======== DATA TO USE

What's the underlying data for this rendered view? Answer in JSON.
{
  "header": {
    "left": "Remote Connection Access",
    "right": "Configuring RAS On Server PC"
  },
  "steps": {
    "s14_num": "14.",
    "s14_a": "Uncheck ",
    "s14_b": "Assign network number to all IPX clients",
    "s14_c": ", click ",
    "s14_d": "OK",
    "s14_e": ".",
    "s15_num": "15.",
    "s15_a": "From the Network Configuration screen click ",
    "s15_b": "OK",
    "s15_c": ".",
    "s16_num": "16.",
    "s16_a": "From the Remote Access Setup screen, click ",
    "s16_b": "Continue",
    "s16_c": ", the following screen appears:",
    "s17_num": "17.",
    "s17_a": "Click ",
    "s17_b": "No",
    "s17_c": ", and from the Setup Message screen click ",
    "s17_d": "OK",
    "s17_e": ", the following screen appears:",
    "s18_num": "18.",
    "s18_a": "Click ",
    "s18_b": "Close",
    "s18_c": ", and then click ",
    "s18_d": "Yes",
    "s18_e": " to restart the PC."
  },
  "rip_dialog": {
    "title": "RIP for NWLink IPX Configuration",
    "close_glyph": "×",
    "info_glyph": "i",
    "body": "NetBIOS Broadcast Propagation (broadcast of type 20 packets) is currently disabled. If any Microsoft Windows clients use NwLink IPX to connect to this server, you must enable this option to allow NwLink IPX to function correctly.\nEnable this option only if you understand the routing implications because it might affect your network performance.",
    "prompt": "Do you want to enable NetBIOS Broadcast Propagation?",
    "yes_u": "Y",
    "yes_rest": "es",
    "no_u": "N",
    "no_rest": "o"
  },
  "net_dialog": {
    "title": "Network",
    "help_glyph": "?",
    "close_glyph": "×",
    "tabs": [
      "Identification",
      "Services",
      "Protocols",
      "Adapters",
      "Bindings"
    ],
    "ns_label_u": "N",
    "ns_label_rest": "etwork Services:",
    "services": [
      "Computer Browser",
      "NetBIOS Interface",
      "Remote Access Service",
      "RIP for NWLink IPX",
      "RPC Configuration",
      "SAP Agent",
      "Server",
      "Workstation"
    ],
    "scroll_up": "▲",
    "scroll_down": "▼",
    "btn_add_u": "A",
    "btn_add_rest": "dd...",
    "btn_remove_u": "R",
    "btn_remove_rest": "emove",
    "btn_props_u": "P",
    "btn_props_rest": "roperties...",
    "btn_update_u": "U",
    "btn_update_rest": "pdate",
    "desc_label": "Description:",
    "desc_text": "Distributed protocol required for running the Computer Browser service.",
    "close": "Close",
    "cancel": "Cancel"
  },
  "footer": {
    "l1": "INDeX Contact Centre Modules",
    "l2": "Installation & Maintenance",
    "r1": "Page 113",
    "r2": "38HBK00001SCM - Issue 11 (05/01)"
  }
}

================
======== DATA TO USE

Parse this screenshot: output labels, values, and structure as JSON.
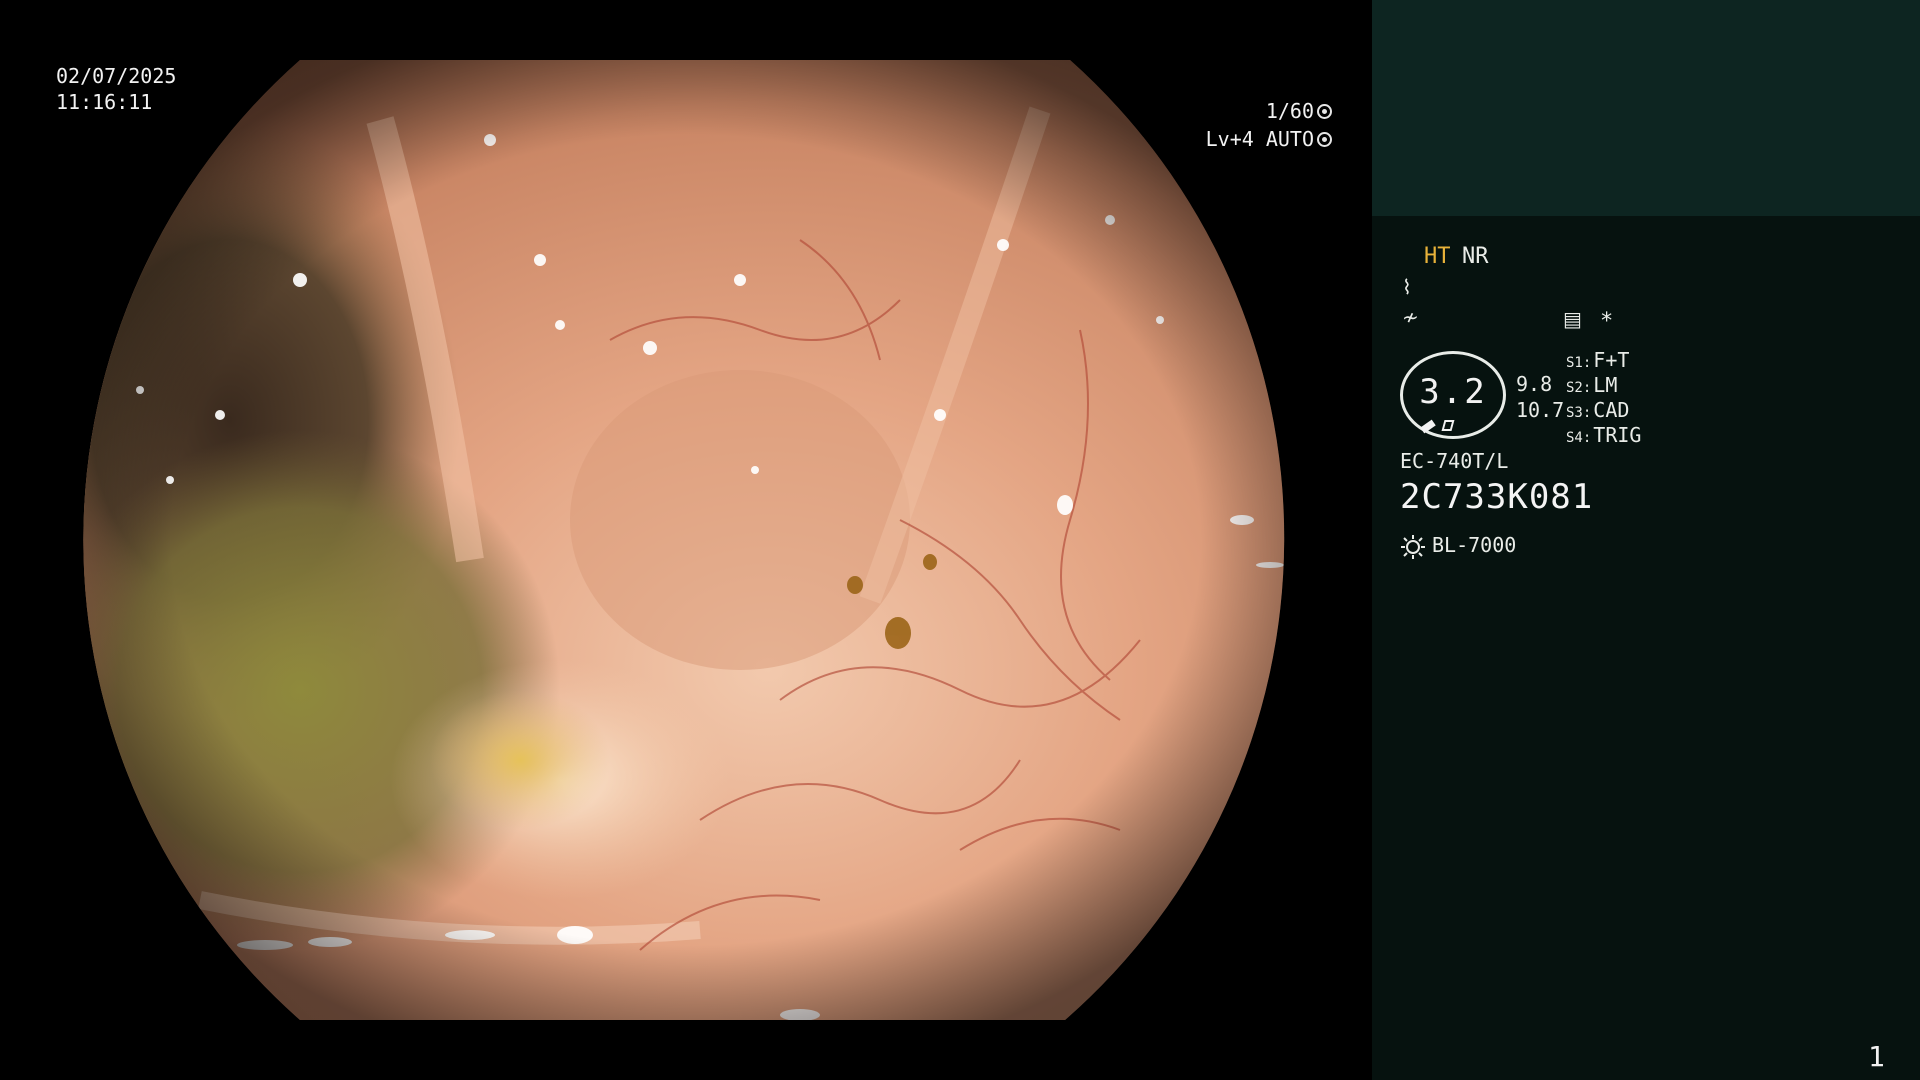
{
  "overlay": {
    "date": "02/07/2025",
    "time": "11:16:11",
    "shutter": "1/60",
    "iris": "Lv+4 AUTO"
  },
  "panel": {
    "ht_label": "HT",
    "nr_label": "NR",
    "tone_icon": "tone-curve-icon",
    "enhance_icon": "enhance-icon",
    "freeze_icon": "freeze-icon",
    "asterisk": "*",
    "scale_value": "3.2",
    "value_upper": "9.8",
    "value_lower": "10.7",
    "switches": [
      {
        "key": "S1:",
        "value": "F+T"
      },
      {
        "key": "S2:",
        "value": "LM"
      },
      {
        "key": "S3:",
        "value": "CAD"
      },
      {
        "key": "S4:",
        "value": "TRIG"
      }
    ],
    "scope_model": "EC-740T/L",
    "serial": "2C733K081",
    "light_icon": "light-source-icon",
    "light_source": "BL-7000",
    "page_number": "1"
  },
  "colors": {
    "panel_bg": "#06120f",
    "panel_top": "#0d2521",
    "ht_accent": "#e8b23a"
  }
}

================

● EXERCISE AIM
Only lines that contain the word "Configuration" are wanted; copy each of them.

● FINISHED ANSWER
    "s15_a": "From the Network Configuration screen click ",
    "title": "RIP for NWLink IPX Configuration",
      "RPC Configuration",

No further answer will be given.